Task data:
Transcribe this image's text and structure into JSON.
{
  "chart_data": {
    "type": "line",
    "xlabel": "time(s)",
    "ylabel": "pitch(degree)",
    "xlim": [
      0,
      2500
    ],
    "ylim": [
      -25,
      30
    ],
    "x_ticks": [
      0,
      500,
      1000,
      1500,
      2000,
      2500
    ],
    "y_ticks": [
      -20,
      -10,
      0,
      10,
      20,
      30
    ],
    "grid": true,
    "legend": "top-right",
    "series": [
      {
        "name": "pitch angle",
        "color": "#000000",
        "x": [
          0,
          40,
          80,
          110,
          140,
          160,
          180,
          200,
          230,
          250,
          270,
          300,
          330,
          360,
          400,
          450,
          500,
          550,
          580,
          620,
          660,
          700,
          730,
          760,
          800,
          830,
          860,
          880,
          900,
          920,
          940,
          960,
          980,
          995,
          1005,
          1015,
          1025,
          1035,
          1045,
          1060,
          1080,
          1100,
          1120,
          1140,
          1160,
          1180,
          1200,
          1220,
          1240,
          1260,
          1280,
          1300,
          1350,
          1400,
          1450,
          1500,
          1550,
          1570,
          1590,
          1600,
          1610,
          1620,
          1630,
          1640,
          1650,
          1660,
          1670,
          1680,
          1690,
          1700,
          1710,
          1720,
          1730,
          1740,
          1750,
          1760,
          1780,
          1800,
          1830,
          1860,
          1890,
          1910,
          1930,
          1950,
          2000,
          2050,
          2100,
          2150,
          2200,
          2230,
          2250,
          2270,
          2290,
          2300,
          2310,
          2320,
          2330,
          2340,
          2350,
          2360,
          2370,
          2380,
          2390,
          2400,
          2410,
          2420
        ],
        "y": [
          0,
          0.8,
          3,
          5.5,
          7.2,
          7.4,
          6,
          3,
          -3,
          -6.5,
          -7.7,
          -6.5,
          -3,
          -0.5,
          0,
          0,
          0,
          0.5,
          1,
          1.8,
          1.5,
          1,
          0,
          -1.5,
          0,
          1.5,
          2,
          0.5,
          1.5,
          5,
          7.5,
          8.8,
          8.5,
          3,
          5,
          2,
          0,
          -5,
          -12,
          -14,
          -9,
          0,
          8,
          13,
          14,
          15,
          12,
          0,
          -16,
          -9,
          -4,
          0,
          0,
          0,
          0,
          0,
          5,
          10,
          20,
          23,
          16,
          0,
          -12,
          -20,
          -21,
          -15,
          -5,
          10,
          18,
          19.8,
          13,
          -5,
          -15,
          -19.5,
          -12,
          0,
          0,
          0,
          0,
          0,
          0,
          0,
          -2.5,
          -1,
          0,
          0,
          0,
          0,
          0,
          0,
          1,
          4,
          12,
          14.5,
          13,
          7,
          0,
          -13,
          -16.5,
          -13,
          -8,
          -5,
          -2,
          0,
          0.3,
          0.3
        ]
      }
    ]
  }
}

What to work on: Type the material above out again, exactly.

Worked solution:
Transcribe this image's text and structure into JSON.
{
  "chart_data": {
    "type": "line",
    "xlabel": "time(s)",
    "ylabel": "pitch(degree)",
    "xlim": [
      0,
      2500
    ],
    "ylim": [
      -25,
      30
    ],
    "x_ticks": [
      0,
      500,
      1000,
      1500,
      2000,
      2500
    ],
    "y_ticks": [
      -20,
      -10,
      0,
      10,
      20,
      30
    ],
    "grid": true,
    "legend": "top-right",
    "series": [
      {
        "name": "pitch angle",
        "color": "#000000",
        "x": [
          0,
          40,
          80,
          110,
          140,
          160,
          180,
          200,
          230,
          250,
          270,
          300,
          330,
          360,
          400,
          450,
          500,
          550,
          580,
          620,
          660,
          700,
          730,
          760,
          800,
          830,
          860,
          880,
          900,
          920,
          940,
          960,
          980,
          995,
          1005,
          1015,
          1025,
          1035,
          1045,
          1060,
          1080,
          1100,
          1120,
          1140,
          1160,
          1180,
          1200,
          1220,
          1240,
          1260,
          1280,
          1300,
          1350,
          1400,
          1450,
          1500,
          1550,
          1570,
          1590,
          1600,
          1610,
          1620,
          1630,
          1640,
          1650,
          1660,
          1670,
          1680,
          1690,
          1700,
          1710,
          1720,
          1730,
          1740,
          1750,
          1760,
          1780,
          1800,
          1830,
          1860,
          1890,
          1910,
          1930,
          1950,
          2000,
          2050,
          2100,
          2150,
          2200,
          2230,
          2250,
          2270,
          2290,
          2300,
          2310,
          2320,
          2330,
          2340,
          2350,
          2360,
          2370,
          2380,
          2390,
          2400,
          2410,
          2420
        ],
        "y": [
          0,
          0.8,
          3,
          5.5,
          7.2,
          7.4,
          6,
          3,
          -3,
          -6.5,
          -7.7,
          -6.5,
          -3,
          -0.5,
          0,
          0,
          0,
          0.5,
          1,
          1.8,
          1.5,
          1,
          0,
          -1.5,
          0,
          1.5,
          2,
          0.5,
          1.5,
          5,
          7.5,
          8.8,
          8.5,
          3,
          5,
          2,
          0,
          -5,
          -12,
          -14,
          -9,
          0,
          8,
          13,
          14,
          15,
          12,
          0,
          -16,
          -9,
          -4,
          0,
          0,
          0,
          0,
          0,
          5,
          10,
          20,
          23,
          16,
          0,
          -12,
          -20,
          -21,
          -15,
          -5,
          10,
          18,
          19.8,
          13,
          -5,
          -15,
          -19.5,
          -12,
          0,
          0,
          0,
          0,
          0,
          0,
          0,
          -2.5,
          -1,
          0,
          0,
          0,
          0,
          0,
          0,
          1,
          4,
          12,
          14.5,
          13,
          7,
          0,
          -13,
          -16.5,
          -13,
          -8,
          -5,
          -2,
          0,
          0.3,
          0.3
        ]
      }
    ]
  }
}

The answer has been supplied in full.